(Stored entries)

↓

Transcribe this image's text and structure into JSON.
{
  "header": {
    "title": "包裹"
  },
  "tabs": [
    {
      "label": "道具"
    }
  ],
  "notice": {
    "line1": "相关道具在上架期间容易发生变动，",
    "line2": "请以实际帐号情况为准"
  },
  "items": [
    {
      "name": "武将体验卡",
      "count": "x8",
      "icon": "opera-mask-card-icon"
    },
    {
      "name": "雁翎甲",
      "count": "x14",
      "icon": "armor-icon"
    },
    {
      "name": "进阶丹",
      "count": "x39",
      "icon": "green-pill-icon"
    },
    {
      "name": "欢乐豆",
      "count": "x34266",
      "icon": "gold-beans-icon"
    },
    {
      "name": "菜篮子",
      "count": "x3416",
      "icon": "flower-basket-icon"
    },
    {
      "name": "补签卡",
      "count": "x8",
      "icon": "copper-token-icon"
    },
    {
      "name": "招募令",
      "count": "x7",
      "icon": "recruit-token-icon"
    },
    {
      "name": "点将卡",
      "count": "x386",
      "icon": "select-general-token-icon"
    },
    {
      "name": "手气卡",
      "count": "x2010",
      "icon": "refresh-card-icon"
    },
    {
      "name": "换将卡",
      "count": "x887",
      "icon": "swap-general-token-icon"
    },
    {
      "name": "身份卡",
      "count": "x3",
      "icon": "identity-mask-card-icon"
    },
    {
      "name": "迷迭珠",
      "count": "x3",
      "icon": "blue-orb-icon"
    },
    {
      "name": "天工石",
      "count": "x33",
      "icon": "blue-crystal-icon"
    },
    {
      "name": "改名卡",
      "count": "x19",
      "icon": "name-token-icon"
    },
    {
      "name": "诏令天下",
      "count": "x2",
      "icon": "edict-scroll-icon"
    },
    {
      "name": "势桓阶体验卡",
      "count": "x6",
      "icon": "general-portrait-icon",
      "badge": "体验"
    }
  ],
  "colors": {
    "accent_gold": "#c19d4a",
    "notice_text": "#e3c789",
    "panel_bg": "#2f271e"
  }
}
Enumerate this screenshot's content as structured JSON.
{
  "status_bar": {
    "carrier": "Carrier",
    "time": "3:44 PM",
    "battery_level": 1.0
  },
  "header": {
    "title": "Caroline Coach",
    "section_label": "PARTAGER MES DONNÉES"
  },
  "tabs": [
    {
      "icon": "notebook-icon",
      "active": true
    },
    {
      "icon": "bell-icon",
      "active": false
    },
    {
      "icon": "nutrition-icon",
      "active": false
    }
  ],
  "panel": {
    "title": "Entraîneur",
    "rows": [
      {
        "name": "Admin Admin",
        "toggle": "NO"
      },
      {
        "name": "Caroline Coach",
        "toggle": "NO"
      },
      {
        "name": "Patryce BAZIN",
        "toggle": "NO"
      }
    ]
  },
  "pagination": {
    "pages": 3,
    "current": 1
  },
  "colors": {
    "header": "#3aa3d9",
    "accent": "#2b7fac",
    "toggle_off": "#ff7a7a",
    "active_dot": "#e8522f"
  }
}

↑

**What you are asked to do:** All the entries above need to be reproduced exactly.

**Finished answer:**
Transcribe this image's text and structure into JSON.
{
  "header": {
    "title": "包裹"
  },
  "tabs": [
    {
      "label": "道具"
    }
  ],
  "notice": {
    "line1": "相关道具在上架期间容易发生变动，",
    "line2": "请以实际帐号情况为准"
  },
  "items": [
    {
      "name": "武将体验卡",
      "count": "x8",
      "icon": "opera-mask-card-icon"
    },
    {
      "name": "雁翎甲",
      "count": "x14",
      "icon": "armor-icon"
    },
    {
      "name": "进阶丹",
      "count": "x39",
      "icon": "green-pill-icon"
    },
    {
      "name": "欢乐豆",
      "count": "x34266",
      "icon": "gold-beans-icon"
    },
    {
      "name": "菜篮子",
      "count": "x3416",
      "icon": "flower-basket-icon"
    },
    {
      "name": "补签卡",
      "count": "x8",
      "icon": "copper-token-icon"
    },
    {
      "name": "招募令",
      "count": "x7",
      "icon": "recruit-token-icon"
    },
    {
      "name": "点将卡",
      "count": "x386",
      "icon": "select-general-token-icon"
    },
    {
      "name": "手气卡",
      "count": "x2010",
      "icon": "refresh-card-icon"
    },
    {
      "name": "换将卡",
      "count": "x887",
      "icon": "swap-general-token-icon"
    },
    {
      "name": "身份卡",
      "count": "x3",
      "icon": "identity-mask-card-icon"
    },
    {
      "name": "迷迭珠",
      "count": "x3",
      "icon": "blue-orb-icon"
    },
    {
      "name": "天工石",
      "count": "x33",
      "icon": "blue-crystal-icon"
    },
    {
      "name": "改名卡",
      "count": "x19",
      "icon": "name-token-icon"
    },
    {
      "name": "诏令天下",
      "count": "x2",
      "icon": "edict-scroll-icon"
    },
    {
      "name": "势桓阶体验卡",
      "count": "x6",
      "icon": "general-portrait-icon",
      "badge": "体验"
    }
  ],
  "colors": {
    "accent_gold": "#c19d4a",
    "notice_text": "#e3c789",
    "panel_bg": "#2f271e"
  }
}
Enumerate this screenshot's content as structured JSON.
{
  "status_bar": {
    "carrier": "Carrier",
    "time": "3:44 PM",
    "battery_level": 1.0
  },
  "header": {
    "title": "Caroline Coach",
    "section_label": "PARTAGER MES DONNÉES"
  },
  "tabs": [
    {
      "icon": "notebook-icon",
      "active": true
    },
    {
      "icon": "bell-icon",
      "active": false
    },
    {
      "icon": "nutrition-icon",
      "active": false
    }
  ],
  "panel": {
    "title": "Entraîneur",
    "rows": [
      {
        "name": "Admin Admin",
        "toggle": "NO"
      },
      {
        "name": "Caroline Coach",
        "toggle": "NO"
      },
      {
        "name": "Patryce BAZIN",
        "toggle": "NO"
      }
    ]
  },
  "pagination": {
    "pages": 3,
    "current": 1
  },
  "colors": {
    "header": "#3aa3d9",
    "accent": "#2b7fac",
    "toggle_off": "#ff7a7a",
    "active_dot": "#e8522f"
  }
}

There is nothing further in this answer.